### [EXERCISE REQUIREMENTS]
Reproduce every record below exactly as it appears.

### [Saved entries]
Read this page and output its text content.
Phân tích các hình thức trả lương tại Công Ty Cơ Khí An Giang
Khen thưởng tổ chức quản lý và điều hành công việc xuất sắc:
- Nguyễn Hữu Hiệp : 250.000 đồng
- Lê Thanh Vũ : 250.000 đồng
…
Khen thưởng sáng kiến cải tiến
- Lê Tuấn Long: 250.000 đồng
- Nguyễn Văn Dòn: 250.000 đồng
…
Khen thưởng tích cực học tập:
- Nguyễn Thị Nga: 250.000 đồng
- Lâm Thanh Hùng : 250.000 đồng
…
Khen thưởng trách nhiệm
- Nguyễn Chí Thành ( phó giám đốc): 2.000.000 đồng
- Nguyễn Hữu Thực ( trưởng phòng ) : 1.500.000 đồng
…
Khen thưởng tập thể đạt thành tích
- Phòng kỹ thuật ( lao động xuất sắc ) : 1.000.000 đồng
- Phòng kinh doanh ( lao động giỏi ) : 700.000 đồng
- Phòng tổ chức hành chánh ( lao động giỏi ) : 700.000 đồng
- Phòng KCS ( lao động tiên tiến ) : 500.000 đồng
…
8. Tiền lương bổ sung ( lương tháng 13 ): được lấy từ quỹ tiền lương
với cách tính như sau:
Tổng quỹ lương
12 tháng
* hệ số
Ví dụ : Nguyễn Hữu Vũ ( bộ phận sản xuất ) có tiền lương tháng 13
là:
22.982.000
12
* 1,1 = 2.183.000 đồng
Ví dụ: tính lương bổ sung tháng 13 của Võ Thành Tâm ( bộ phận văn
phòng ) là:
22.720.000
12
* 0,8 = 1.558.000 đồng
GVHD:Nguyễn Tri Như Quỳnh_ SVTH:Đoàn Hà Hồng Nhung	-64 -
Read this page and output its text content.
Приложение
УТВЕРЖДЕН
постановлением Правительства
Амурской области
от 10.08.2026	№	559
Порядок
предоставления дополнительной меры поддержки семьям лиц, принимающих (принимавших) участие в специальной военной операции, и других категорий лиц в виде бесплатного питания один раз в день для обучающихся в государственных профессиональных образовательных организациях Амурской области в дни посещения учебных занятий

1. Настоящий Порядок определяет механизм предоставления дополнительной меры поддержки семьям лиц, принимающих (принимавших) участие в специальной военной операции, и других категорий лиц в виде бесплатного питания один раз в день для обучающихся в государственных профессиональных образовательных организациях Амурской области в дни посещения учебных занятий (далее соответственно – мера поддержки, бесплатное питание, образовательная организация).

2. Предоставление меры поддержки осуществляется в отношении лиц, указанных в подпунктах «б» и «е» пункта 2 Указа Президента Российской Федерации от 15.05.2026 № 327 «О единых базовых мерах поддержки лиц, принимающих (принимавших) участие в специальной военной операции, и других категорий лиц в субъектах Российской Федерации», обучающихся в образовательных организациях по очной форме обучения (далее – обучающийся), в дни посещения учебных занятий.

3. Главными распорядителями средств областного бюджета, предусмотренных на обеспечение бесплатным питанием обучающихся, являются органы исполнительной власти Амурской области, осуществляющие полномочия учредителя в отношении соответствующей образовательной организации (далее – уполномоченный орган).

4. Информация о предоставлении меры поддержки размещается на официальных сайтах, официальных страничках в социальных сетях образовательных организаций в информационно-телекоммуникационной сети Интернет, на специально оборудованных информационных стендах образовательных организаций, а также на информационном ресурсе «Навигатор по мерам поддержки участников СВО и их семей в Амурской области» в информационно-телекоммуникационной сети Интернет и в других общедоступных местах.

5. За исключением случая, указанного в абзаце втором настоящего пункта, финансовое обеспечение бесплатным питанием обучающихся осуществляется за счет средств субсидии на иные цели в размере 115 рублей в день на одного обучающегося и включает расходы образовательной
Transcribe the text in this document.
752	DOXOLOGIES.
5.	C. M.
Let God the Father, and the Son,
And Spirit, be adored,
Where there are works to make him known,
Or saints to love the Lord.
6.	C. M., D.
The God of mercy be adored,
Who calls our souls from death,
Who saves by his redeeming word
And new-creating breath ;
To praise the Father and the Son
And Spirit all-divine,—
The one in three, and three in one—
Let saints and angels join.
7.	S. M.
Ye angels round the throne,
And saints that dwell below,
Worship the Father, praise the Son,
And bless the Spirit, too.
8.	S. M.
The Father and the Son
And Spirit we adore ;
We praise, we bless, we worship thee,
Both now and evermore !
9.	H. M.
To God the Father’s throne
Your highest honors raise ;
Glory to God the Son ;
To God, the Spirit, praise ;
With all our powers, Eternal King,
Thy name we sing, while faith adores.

### [EXPECTED OUTPUT]
Read this page and output its text content.
Phân tích các hình thức trả lương tại Công Ty Cơ Khí An Giang
Khen thưởng tổ chức quản lý và điều hành công việc xuất sắc:
- Nguyễn Hữu Hiệp : 250.000 đồng
- Lê Thanh Vũ : 250.000 đồng
…
Khen thưởng sáng kiến cải tiến
- Lê Tuấn Long: 250.000 đồng
- Nguyễn Văn Dòn: 250.000 đồng
…
Khen thưởng tích cực học tập:
- Nguyễn Thị Nga: 250.000 đồng
- Lâm Thanh Hùng : 250.000 đồng
…
Khen thưởng trách nhiệm
- Nguyễn Chí Thành ( phó giám đốc): 2.000.000 đồng
- Nguyễn Hữu Thực ( trưởng phòng ) : 1.500.000 đồng
…
Khen thưởng tập thể đạt thành tích
- Phòng kỹ thuật ( lao động xuất sắc ) : 1.000.000 đồng
- Phòng kinh doanh ( lao động giỏi ) : 700.000 đồng
- Phòng tổ chức hành chánh ( lao động giỏi ) : 700.000 đồng
- Phòng KCS ( lao động tiên tiến ) : 500.000 đồng
…
8. Tiền lương bổ sung ( lương tháng 13 ): được lấy từ quỹ tiền lương
với cách tính như sau:
Tổng quỹ lương
12 tháng
* hệ số
Ví dụ : Nguyễn Hữu Vũ ( bộ phận sản xuất ) có tiền lương tháng 13
là:
22.982.000
12
* 1,1 = 2.183.000 đồng
Ví dụ: tính lương bổ sung tháng 13 của Võ Thành Tâm ( bộ phận văn
phòng ) là:
22.720.000
12
* 0,8 = 1.558.000 đồng
GVHD:Nguyễn Tri Như Quỳnh_ SVTH:Đoàn Hà Hồng Nhung	-64 -
Read this page and output its text content.
Приложение
УТВЕРЖДЕН
постановлением Правительства
Амурской области
от 10.08.2026	№	559
Порядок
предоставления дополнительной меры поддержки семьям лиц, принимающих (принимавших) участие в специальной военной операции, и других категорий лиц в виде бесплатного питания один раз в день для обучающихся в государственных профессиональных образовательных организациях Амурской области в дни посещения учебных занятий

1. Настоящий Порядок определяет механизм предоставления дополнительной меры поддержки семьям лиц, принимающих (принимавших) участие в специальной военной операции, и других категорий лиц в виде бесплатного питания один раз в день для обучающихся в государственных профессиональных образовательных организациях Амурской области в дни посещения учебных занятий (далее соответственно – мера поддержки, бесплатное питание, образовательная организация).

2. Предоставление меры поддержки осуществляется в отношении лиц, указанных в подпунктах «б» и «е» пункта 2 Указа Президента Российской Федерации от 15.05.2026 № 327 «О единых базовых мерах поддержки лиц, принимающих (принимавших) участие в специальной военной операции, и других категорий лиц в субъектах Российской Федерации», обучающихся в образовательных организациях по очной форме обучения (далее – обучающийся), в дни посещения учебных занятий.

3. Главными распорядителями средств областного бюджета, предусмотренных на обеспечение бесплатным питанием обучающихся, являются органы исполнительной власти Амурской области, осуществляющие полномочия учредителя в отношении соответствующей образовательной организации (далее – уполномоченный орган).

4. Информация о предоставлении меры поддержки размещается на официальных сайтах, официальных страничках в социальных сетях образовательных организаций в информационно-телекоммуникационной сети Интернет, на специально оборудованных информационных стендах образовательных организаций, а также на информационном ресурсе «Навигатор по мерам поддержки участников СВО и их семей в Амурской области» в информационно-телекоммуникационной сети Интернет и в других общедоступных местах.

5. За исключением случая, указанного в абзаце втором настоящего пункта, финансовое обеспечение бесплатным питанием обучающихся осуществляется за счет средств субсидии на иные цели в размере 115 рублей в день на одного обучающегося и включает расходы образовательной
Transcribe the text in this document.
752	DOXOLOGIES.
5.	C. M.
Let God the Father, and the Son,
And Spirit, be adored,
Where there are works to make him known,
Or saints to love the Lord.
6.	C. M., D.
The God of mercy be adored,
Who calls our souls from death,
Who saves by his redeeming word
And new-creating breath ;
To praise the Father and the Son
And Spirit all-divine,—
The one in three, and three in one—
Let saints and angels join.
7.	S. M.
Ye angels round the throne,
And saints that dwell below,
Worship the Father, praise the Son,
And bless the Spirit, too.
8.	S. M.
The Father and the Son
And Spirit we adore ;
We praise, we bless, we worship thee,
Both now and evermore !
9.	H. M.
To God the Father’s throne
Your highest honors raise ;
Glory to God the Son ;
To God, the Spirit, praise ;
With all our powers, Eternal King,
Thy name we sing, while faith adores.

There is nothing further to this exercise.